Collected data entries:
——

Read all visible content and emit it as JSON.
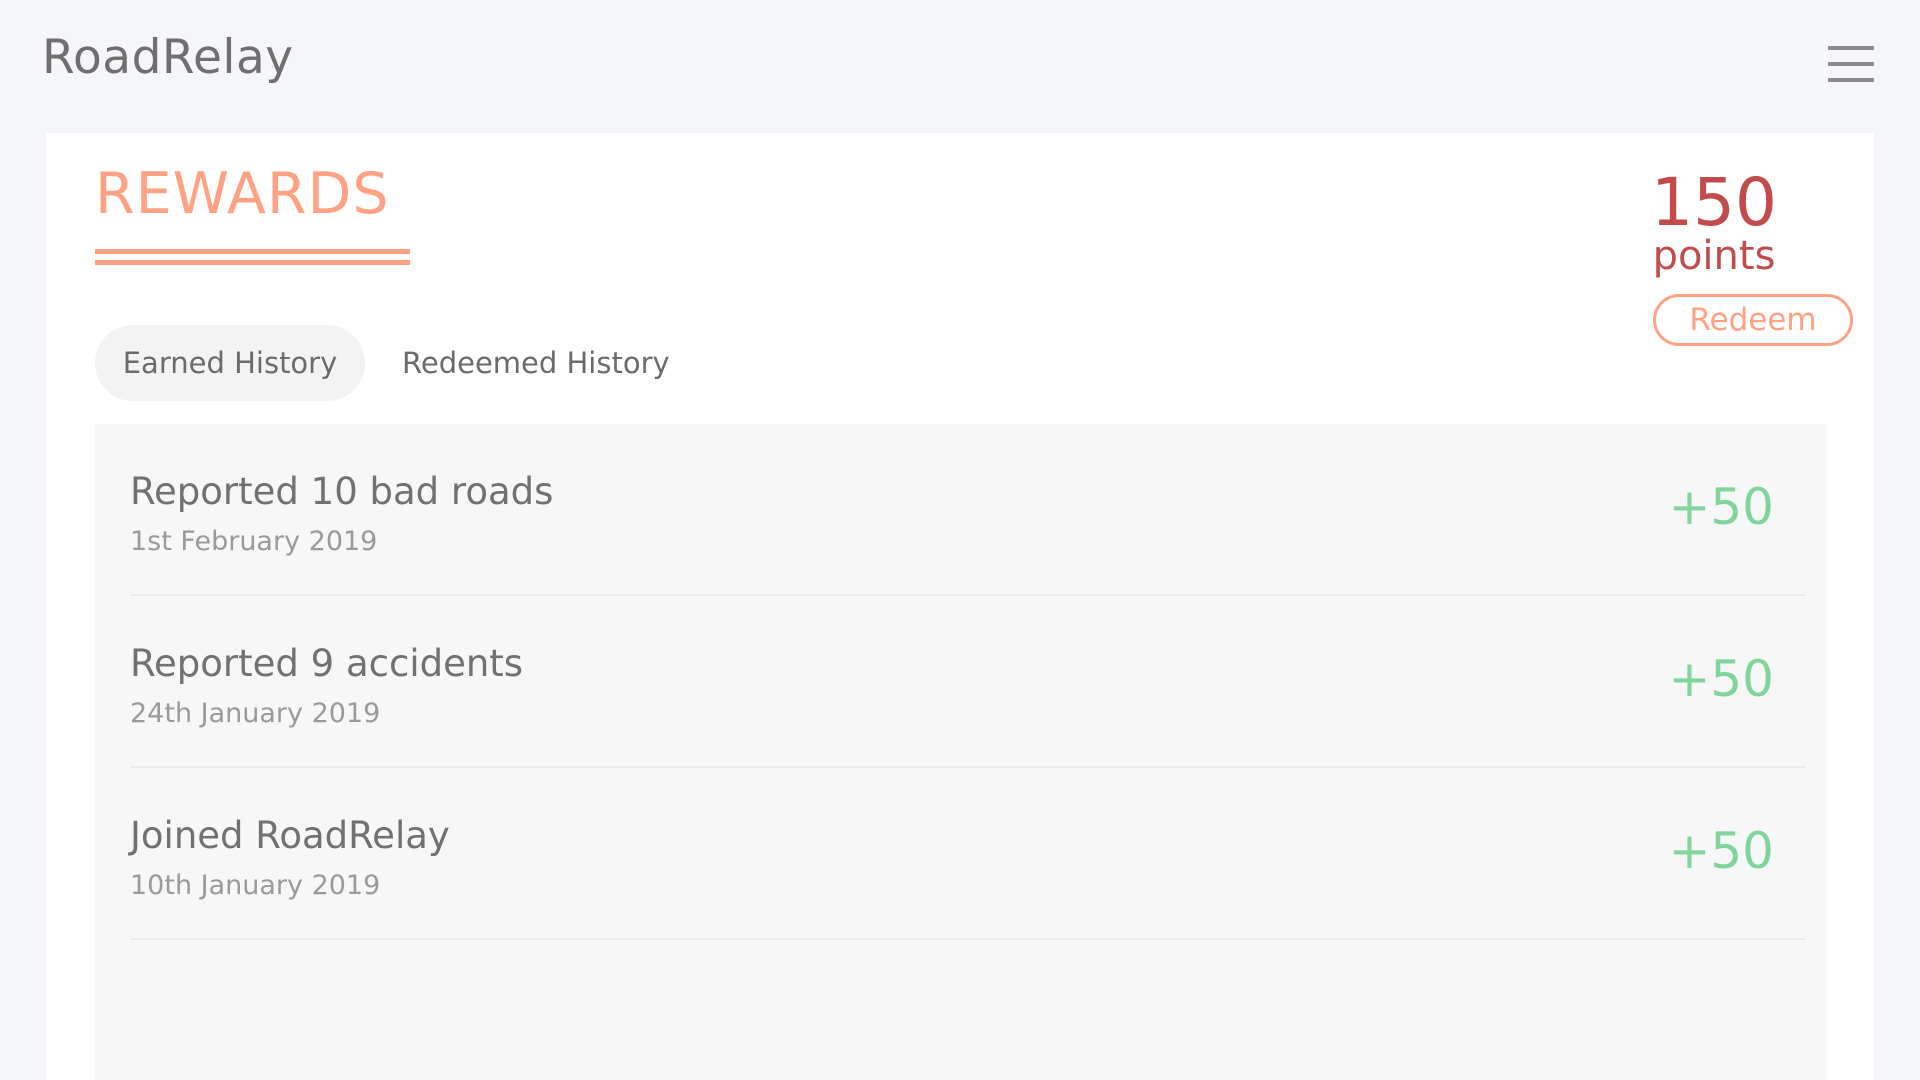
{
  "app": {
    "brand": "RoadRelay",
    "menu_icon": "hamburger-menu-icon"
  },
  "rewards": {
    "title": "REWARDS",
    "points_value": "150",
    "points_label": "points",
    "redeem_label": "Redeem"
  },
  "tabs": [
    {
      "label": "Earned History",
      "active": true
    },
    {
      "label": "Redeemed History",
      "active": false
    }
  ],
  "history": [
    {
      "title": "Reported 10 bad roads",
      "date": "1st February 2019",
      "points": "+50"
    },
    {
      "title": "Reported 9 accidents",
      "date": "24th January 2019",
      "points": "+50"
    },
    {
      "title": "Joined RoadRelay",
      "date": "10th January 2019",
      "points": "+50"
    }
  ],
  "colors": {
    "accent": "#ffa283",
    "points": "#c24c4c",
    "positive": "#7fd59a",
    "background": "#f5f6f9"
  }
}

——

* Written request *
Copy out all the entries exactly. Images stay out of the copy.

* Response to the exercise *
Read all visible content and emit it as JSON.
{
  "app": {
    "brand": "RoadRelay",
    "menu_icon": "hamburger-menu-icon"
  },
  "rewards": {
    "title": "REWARDS",
    "points_value": "150",
    "points_label": "points",
    "redeem_label": "Redeem"
  },
  "tabs": [
    {
      "label": "Earned History",
      "active": true
    },
    {
      "label": "Redeemed History",
      "active": false
    }
  ],
  "history": [
    {
      "title": "Reported 10 bad roads",
      "date": "1st February 2019",
      "points": "+50"
    },
    {
      "title": "Reported 9 accidents",
      "date": "24th January 2019",
      "points": "+50"
    },
    {
      "title": "Joined RoadRelay",
      "date": "10th January 2019",
      "points": "+50"
    }
  ],
  "colors": {
    "accent": "#ffa283",
    "points": "#c24c4c",
    "positive": "#7fd59a",
    "background": "#f5f6f9"
  }
}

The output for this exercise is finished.